[Raw records]
◆ ◆ ◆

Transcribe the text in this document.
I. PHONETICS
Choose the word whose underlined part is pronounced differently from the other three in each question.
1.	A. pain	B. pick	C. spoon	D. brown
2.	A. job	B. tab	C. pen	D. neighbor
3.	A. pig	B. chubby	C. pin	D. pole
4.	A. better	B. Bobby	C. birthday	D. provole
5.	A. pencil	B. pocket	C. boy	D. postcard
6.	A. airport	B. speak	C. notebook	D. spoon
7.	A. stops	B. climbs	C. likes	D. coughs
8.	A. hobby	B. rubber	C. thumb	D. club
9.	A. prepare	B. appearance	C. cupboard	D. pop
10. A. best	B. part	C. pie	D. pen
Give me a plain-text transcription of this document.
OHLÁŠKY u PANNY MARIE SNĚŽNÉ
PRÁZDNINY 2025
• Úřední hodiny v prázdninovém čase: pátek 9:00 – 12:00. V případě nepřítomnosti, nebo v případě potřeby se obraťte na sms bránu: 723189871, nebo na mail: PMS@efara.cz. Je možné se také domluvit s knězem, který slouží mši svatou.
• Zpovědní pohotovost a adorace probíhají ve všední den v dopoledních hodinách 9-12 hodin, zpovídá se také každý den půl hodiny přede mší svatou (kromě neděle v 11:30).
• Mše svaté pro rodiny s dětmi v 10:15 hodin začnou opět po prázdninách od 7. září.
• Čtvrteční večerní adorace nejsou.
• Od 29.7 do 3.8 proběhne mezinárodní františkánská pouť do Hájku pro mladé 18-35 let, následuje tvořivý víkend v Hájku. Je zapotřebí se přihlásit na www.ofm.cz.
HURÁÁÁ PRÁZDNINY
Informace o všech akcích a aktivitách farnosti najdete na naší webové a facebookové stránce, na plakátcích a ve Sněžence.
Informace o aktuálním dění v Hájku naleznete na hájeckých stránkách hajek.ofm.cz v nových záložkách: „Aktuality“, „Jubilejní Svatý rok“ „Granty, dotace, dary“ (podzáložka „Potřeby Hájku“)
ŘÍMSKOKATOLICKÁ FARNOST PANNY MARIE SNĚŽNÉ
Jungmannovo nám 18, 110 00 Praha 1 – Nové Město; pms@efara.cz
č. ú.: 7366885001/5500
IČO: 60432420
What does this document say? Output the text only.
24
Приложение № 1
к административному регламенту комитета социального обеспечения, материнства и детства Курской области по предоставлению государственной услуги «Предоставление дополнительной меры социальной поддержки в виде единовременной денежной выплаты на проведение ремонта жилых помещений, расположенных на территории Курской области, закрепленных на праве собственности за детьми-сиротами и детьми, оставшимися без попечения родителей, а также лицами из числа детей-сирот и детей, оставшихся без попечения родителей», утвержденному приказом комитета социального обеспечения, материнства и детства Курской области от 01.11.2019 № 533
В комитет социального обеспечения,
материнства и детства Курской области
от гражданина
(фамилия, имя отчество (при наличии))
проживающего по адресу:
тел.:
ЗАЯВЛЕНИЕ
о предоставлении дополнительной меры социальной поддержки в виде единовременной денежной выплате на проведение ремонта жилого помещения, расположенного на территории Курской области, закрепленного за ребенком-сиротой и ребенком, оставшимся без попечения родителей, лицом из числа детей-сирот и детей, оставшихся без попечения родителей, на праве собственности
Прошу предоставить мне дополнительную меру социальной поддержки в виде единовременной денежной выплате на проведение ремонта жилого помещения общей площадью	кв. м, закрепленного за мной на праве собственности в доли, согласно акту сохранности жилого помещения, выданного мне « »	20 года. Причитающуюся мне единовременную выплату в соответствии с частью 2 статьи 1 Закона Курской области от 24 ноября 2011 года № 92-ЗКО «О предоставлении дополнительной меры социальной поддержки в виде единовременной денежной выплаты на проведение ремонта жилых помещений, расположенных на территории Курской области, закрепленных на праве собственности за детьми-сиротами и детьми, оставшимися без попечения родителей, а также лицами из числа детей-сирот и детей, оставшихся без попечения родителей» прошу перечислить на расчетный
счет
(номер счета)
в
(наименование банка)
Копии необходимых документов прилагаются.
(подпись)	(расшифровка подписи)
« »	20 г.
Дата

◆ ◆ ◆

# PROBLEM TO SOLVE:
Please repeat the material above, word for word and in full.

# ANSWER TO THIS PROBLEM:
Transcribe the text in this document.
I. PHONETICS
Choose the word whose underlined part is pronounced differently from the other three in each question.
1.	A. pain	B. pick	C. spoon	D. brown
2.	A. job	B. tab	C. pen	D. neighbor
3.	A. pig	B. chubby	C. pin	D. pole
4.	A. better	B. Bobby	C. birthday	D. provole
5.	A. pencil	B. pocket	C. boy	D. postcard
6.	A. airport	B. speak	C. notebook	D. spoon
7.	A. stops	B. climbs	C. likes	D. coughs
8.	A. hobby	B. rubber	C. thumb	D. club
9.	A. prepare	B. appearance	C. cupboard	D. pop
10. A. best	B. part	C. pie	D. pen
Give me a plain-text transcription of this document.
OHLÁŠKY u PANNY MARIE SNĚŽNÉ
PRÁZDNINY 2025
• Úřední hodiny v prázdninovém čase: pátek 9:00 – 12:00. V případě nepřítomnosti, nebo v případě potřeby se obraťte na sms bránu: 723189871, nebo na mail: PMS@efara.cz. Je možné se také domluvit s knězem, který slouží mši svatou.
• Zpovědní pohotovost a adorace probíhají ve všední den v dopoledních hodinách 9-12 hodin, zpovídá se také každý den půl hodiny přede mší svatou (kromě neděle v 11:30).
• Mše svaté pro rodiny s dětmi v 10:15 hodin začnou opět po prázdninách od 7. září.
• Čtvrteční večerní adorace nejsou.
• Od 29.7 do 3.8 proběhne mezinárodní františkánská pouť do Hájku pro mladé 18-35 let, následuje tvořivý víkend v Hájku. Je zapotřebí se přihlásit na www.ofm.cz.
HURÁÁÁ PRÁZDNINY
Informace o všech akcích a aktivitách farnosti najdete na naší webové a facebookové stránce, na plakátcích a ve Sněžence.
Informace o aktuálním dění v Hájku naleznete na hájeckých stránkách hajek.ofm.cz v nových záložkách: „Aktuality“, „Jubilejní Svatý rok“ „Granty, dotace, dary“ (podzáložka „Potřeby Hájku“)
ŘÍMSKOKATOLICKÁ FARNOST PANNY MARIE SNĚŽNÉ
Jungmannovo nám 18, 110 00 Praha 1 – Nové Město; pms@efara.cz
č. ú.: 7366885001/5500
IČO: 60432420
What does this document say? Output the text only.
24
Приложение № 1
к административному регламенту комитета социального обеспечения, материнства и детства Курской области по предоставлению государственной услуги «Предоставление дополнительной меры социальной поддержки в виде единовременной денежной выплаты на проведение ремонта жилых помещений, расположенных на территории Курской области, закрепленных на праве собственности за детьми-сиротами и детьми, оставшимися без попечения родителей, а также лицами из числа детей-сирот и детей, оставшихся без попечения родителей», утвержденному приказом комитета социального обеспечения, материнства и детства Курской области от 01.11.2019 № 533
В комитет социального обеспечения,
материнства и детства Курской области
от гражданина
(фамилия, имя отчество (при наличии))
проживающего по адресу:
тел.:
ЗАЯВЛЕНИЕ
о предоставлении дополнительной меры социальной поддержки в виде единовременной денежной выплате на проведение ремонта жилого помещения, расположенного на территории Курской области, закрепленного за ребенком-сиротой и ребенком, оставшимся без попечения родителей, лицом из числа детей-сирот и детей, оставшихся без попечения родителей, на праве собственности
Прошу предоставить мне дополнительную меру социальной поддержки в виде единовременной денежной выплате на проведение ремонта жилого помещения общей площадью	кв. м, закрепленного за мной на праве собственности в доли, согласно акту сохранности жилого помещения, выданного мне « »	20 года. Причитающуюся мне единовременную выплату в соответствии с частью 2 статьи 1 Закона Курской области от 24 ноября 2011 года № 92-ЗКО «О предоставлении дополнительной меры социальной поддержки в виде единовременной денежной выплаты на проведение ремонта жилых помещений, расположенных на территории Курской области, закрепленных на праве собственности за детьми-сиротами и детьми, оставшимися без попечения родителей, а также лицами из числа детей-сирот и детей, оставшихся без попечения родителей» прошу перечислить на расчетный
счет
(номер счета)
в
(наименование банка)
Копии необходимых документов прилагаются.
(подпись)	(расшифровка подписи)
« »	20 г.
Дата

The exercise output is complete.